* Set task *
Return the records that follow unaltered. Omit every picture.

* Supplied material *
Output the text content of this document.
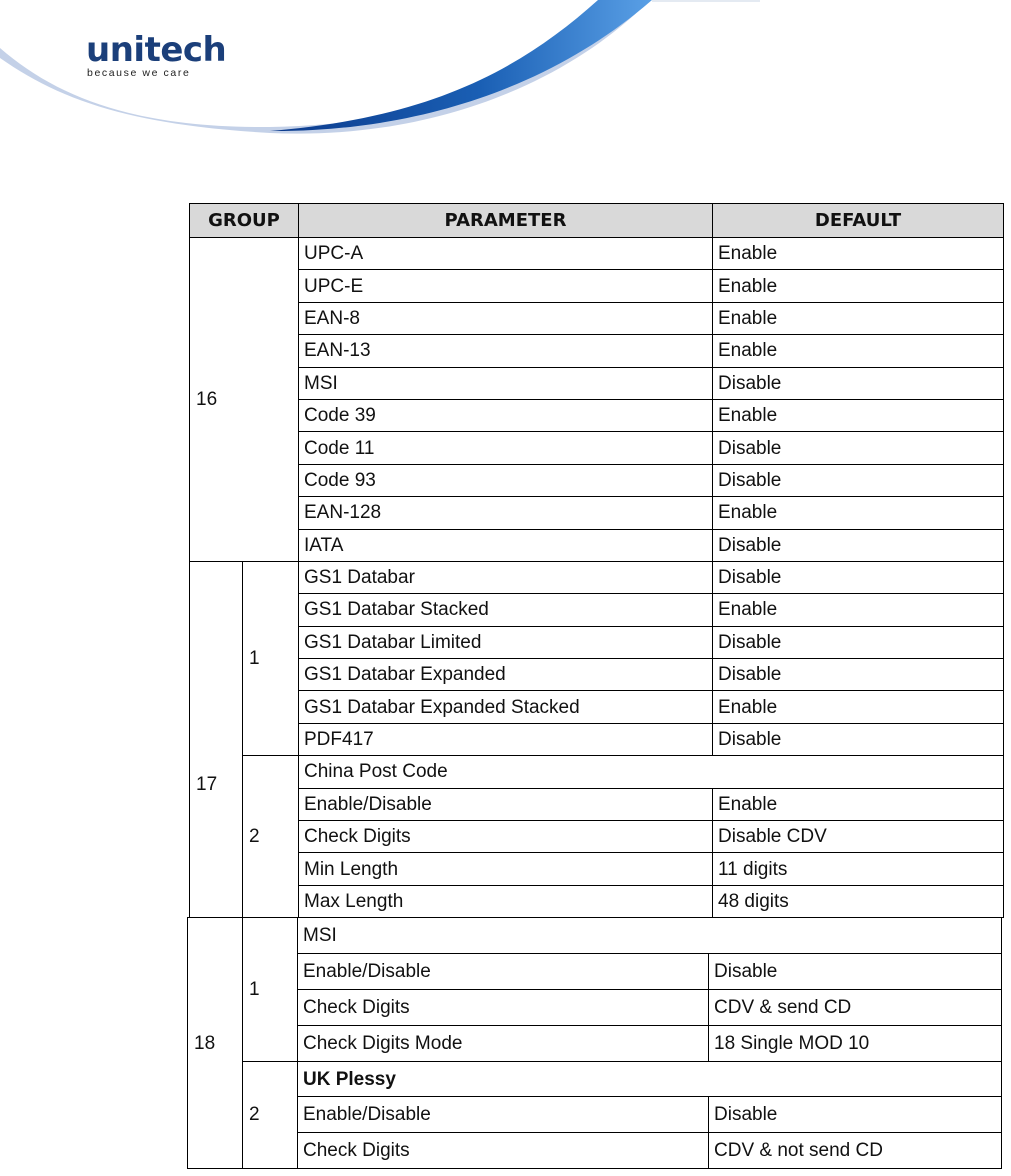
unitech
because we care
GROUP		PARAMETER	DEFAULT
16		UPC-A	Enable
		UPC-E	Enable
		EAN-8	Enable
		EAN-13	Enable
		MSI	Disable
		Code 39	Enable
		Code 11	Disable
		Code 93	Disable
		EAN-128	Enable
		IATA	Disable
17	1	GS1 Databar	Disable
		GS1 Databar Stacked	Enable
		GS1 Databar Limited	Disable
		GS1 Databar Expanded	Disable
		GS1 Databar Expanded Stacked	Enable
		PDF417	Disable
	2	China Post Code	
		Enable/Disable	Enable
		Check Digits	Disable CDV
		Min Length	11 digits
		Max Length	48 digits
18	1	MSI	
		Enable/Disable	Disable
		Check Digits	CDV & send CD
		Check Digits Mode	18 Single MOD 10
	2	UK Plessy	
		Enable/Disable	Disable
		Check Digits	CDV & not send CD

* Expected answer *
Output the text content of this document.
unitech
because we care
GROUP		PARAMETER	DEFAULT
16		UPC-A	Enable
		UPC-E	Enable
		EAN-8	Enable
		EAN-13	Enable
		MSI	Disable
		Code 39	Enable
		Code 11	Disable
		Code 93	Disable
		EAN-128	Enable
		IATA	Disable
17	1	GS1 Databar	Disable
		GS1 Databar Stacked	Enable
		GS1 Databar Limited	Disable
		GS1 Databar Expanded	Disable
		GS1 Databar Expanded Stacked	Enable
		PDF417	Disable
	2	China Post Code	
		Enable/Disable	Enable
		Check Digits	Disable CDV
		Min Length	11 digits
		Max Length	48 digits
18	1	MSI	
		Enable/Disable	Disable
		Check Digits	CDV & send CD
		Check Digits Mode	18 Single MOD 10
	2	UK Plessy	
		Enable/Disable	Disable
		Check Digits	CDV & not send CD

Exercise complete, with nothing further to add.